_THE EXERCISE_. Repeat, exactly and completely, the entries shown underneath.

_ROWS_.
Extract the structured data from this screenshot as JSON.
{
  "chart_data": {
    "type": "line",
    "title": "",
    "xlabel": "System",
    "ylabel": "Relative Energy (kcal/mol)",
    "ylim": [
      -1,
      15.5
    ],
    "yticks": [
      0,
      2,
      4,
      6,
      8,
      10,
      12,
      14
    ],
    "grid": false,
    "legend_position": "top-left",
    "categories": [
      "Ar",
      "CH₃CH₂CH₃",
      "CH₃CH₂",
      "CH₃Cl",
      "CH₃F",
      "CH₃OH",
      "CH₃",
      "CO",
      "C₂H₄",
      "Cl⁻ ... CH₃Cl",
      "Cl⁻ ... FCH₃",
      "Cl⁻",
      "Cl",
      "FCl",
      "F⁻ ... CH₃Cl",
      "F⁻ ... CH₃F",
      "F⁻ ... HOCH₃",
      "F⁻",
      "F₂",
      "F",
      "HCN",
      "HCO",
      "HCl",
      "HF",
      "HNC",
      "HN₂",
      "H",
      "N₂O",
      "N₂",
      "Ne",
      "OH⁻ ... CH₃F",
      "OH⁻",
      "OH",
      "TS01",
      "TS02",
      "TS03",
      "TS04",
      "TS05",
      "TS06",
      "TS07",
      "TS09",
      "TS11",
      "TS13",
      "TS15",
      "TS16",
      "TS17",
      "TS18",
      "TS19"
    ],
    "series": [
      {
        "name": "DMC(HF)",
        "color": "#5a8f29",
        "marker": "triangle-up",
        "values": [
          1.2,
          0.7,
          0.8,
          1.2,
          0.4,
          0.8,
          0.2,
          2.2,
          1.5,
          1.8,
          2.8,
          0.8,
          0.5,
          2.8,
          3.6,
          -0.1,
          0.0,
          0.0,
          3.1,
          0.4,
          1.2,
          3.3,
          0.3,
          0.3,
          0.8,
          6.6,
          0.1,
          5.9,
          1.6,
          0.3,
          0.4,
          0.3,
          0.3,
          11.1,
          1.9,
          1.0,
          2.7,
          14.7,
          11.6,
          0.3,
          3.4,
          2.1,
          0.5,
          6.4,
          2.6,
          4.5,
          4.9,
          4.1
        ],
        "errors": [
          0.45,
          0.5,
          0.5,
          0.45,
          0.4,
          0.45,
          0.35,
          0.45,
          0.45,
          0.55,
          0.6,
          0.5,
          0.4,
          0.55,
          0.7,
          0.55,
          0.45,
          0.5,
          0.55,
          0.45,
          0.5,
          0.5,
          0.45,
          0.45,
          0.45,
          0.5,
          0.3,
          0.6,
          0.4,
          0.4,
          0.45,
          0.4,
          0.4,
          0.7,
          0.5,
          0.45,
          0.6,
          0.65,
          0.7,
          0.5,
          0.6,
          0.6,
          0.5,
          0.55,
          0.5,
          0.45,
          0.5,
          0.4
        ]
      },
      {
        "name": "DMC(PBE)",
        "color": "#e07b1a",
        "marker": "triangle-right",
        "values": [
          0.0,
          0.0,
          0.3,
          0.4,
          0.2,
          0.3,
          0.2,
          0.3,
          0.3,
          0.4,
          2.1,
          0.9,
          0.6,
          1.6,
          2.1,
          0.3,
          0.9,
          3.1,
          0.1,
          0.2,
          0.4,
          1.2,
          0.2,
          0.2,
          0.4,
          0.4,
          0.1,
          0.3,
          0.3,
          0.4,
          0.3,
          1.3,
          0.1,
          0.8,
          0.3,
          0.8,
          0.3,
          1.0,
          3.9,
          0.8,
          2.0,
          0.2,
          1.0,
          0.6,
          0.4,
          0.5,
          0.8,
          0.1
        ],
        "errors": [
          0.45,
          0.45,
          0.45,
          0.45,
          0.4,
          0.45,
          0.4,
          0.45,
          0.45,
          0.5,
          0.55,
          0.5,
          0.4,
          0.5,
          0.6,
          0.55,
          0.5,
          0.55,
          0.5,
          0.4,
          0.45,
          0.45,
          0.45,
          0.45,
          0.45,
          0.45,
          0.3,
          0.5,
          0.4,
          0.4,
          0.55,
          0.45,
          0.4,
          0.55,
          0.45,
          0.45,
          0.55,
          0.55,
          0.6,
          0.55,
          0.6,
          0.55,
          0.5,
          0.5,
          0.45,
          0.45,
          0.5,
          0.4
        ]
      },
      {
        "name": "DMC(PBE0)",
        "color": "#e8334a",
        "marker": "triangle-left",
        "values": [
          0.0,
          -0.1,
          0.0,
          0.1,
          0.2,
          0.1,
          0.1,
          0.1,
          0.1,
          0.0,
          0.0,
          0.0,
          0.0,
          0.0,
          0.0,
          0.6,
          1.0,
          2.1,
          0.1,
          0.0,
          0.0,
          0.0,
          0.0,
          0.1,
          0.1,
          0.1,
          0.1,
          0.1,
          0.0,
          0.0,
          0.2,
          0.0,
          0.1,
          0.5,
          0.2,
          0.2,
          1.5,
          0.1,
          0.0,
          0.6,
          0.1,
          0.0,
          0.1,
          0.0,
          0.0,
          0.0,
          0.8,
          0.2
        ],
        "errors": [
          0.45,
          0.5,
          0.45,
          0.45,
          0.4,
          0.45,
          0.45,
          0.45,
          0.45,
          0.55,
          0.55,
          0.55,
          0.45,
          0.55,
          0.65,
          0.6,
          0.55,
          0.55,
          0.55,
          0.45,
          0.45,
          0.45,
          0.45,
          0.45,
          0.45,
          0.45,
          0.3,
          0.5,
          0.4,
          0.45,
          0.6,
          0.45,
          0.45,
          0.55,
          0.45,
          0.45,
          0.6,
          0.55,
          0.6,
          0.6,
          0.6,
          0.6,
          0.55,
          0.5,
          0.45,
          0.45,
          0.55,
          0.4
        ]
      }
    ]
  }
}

_ANSWER TO THIS TASK_.
Extract the structured data from this screenshot as JSON.
{
  "chart_data": {
    "type": "line",
    "title": "",
    "xlabel": "System",
    "ylabel": "Relative Energy (kcal/mol)",
    "ylim": [
      -1,
      15.5
    ],
    "yticks": [
      0,
      2,
      4,
      6,
      8,
      10,
      12,
      14
    ],
    "grid": false,
    "legend_position": "top-left",
    "categories": [
      "Ar",
      "CH₃CH₂CH₃",
      "CH₃CH₂",
      "CH₃Cl",
      "CH₃F",
      "CH₃OH",
      "CH₃",
      "CO",
      "C₂H₄",
      "Cl⁻ ... CH₃Cl",
      "Cl⁻ ... FCH₃",
      "Cl⁻",
      "Cl",
      "FCl",
      "F⁻ ... CH₃Cl",
      "F⁻ ... CH₃F",
      "F⁻ ... HOCH₃",
      "F⁻",
      "F₂",
      "F",
      "HCN",
      "HCO",
      "HCl",
      "HF",
      "HNC",
      "HN₂",
      "H",
      "N₂O",
      "N₂",
      "Ne",
      "OH⁻ ... CH₃F",
      "OH⁻",
      "OH",
      "TS01",
      "TS02",
      "TS03",
      "TS04",
      "TS05",
      "TS06",
      "TS07",
      "TS09",
      "TS11",
      "TS13",
      "TS15",
      "TS16",
      "TS17",
      "TS18",
      "TS19"
    ],
    "series": [
      {
        "name": "DMC(HF)",
        "color": "#5a8f29",
        "marker": "triangle-up",
        "values": [
          1.2,
          0.7,
          0.8,
          1.2,
          0.4,
          0.8,
          0.2,
          2.2,
          1.5,
          1.8,
          2.8,
          0.8,
          0.5,
          2.8,
          3.6,
          -0.1,
          0.0,
          0.0,
          3.1,
          0.4,
          1.2,
          3.3,
          0.3,
          0.3,
          0.8,
          6.6,
          0.1,
          5.9,
          1.6,
          0.3,
          0.4,
          0.3,
          0.3,
          11.1,
          1.9,
          1.0,
          2.7,
          14.7,
          11.6,
          0.3,
          3.4,
          2.1,
          0.5,
          6.4,
          2.6,
          4.5,
          4.9,
          4.1
        ],
        "errors": [
          0.45,
          0.5,
          0.5,
          0.45,
          0.4,
          0.45,
          0.35,
          0.45,
          0.45,
          0.55,
          0.6,
          0.5,
          0.4,
          0.55,
          0.7,
          0.55,
          0.45,
          0.5,
          0.55,
          0.45,
          0.5,
          0.5,
          0.45,
          0.45,
          0.45,
          0.5,
          0.3,
          0.6,
          0.4,
          0.4,
          0.45,
          0.4,
          0.4,
          0.7,
          0.5,
          0.45,
          0.6,
          0.65,
          0.7,
          0.5,
          0.6,
          0.6,
          0.5,
          0.55,
          0.5,
          0.45,
          0.5,
          0.4
        ]
      },
      {
        "name": "DMC(PBE)",
        "color": "#e07b1a",
        "marker": "triangle-right",
        "values": [
          0.0,
          0.0,
          0.3,
          0.4,
          0.2,
          0.3,
          0.2,
          0.3,
          0.3,
          0.4,
          2.1,
          0.9,
          0.6,
          1.6,
          2.1,
          0.3,
          0.9,
          3.1,
          0.1,
          0.2,
          0.4,
          1.2,
          0.2,
          0.2,
          0.4,
          0.4,
          0.1,
          0.3,
          0.3,
          0.4,
          0.3,
          1.3,
          0.1,
          0.8,
          0.3,
          0.8,
          0.3,
          1.0,
          3.9,
          0.8,
          2.0,
          0.2,
          1.0,
          0.6,
          0.4,
          0.5,
          0.8,
          0.1
        ],
        "errors": [
          0.45,
          0.45,
          0.45,
          0.45,
          0.4,
          0.45,
          0.4,
          0.45,
          0.45,
          0.5,
          0.55,
          0.5,
          0.4,
          0.5,
          0.6,
          0.55,
          0.5,
          0.55,
          0.5,
          0.4,
          0.45,
          0.45,
          0.45,
          0.45,
          0.45,
          0.45,
          0.3,
          0.5,
          0.4,
          0.4,
          0.55,
          0.45,
          0.4,
          0.55,
          0.45,
          0.45,
          0.55,
          0.55,
          0.6,
          0.55,
          0.6,
          0.55,
          0.5,
          0.5,
          0.45,
          0.45,
          0.5,
          0.4
        ]
      },
      {
        "name": "DMC(PBE0)",
        "color": "#e8334a",
        "marker": "triangle-left",
        "values": [
          0.0,
          -0.1,
          0.0,
          0.1,
          0.2,
          0.1,
          0.1,
          0.1,
          0.1,
          0.0,
          0.0,
          0.0,
          0.0,
          0.0,
          0.0,
          0.6,
          1.0,
          2.1,
          0.1,
          0.0,
          0.0,
          0.0,
          0.0,
          0.1,
          0.1,
          0.1,
          0.1,
          0.1,
          0.0,
          0.0,
          0.2,
          0.0,
          0.1,
          0.5,
          0.2,
          0.2,
          1.5,
          0.1,
          0.0,
          0.6,
          0.1,
          0.0,
          0.1,
          0.0,
          0.0,
          0.0,
          0.8,
          0.2
        ],
        "errors": [
          0.45,
          0.5,
          0.45,
          0.45,
          0.4,
          0.45,
          0.45,
          0.45,
          0.45,
          0.55,
          0.55,
          0.55,
          0.45,
          0.55,
          0.65,
          0.6,
          0.55,
          0.55,
          0.55,
          0.45,
          0.45,
          0.45,
          0.45,
          0.45,
          0.45,
          0.45,
          0.3,
          0.5,
          0.4,
          0.45,
          0.6,
          0.45,
          0.45,
          0.55,
          0.45,
          0.45,
          0.6,
          0.55,
          0.6,
          0.6,
          0.6,
          0.6,
          0.55,
          0.5,
          0.45,
          0.45,
          0.55,
          0.4
        ]
      }
    ]
  }
}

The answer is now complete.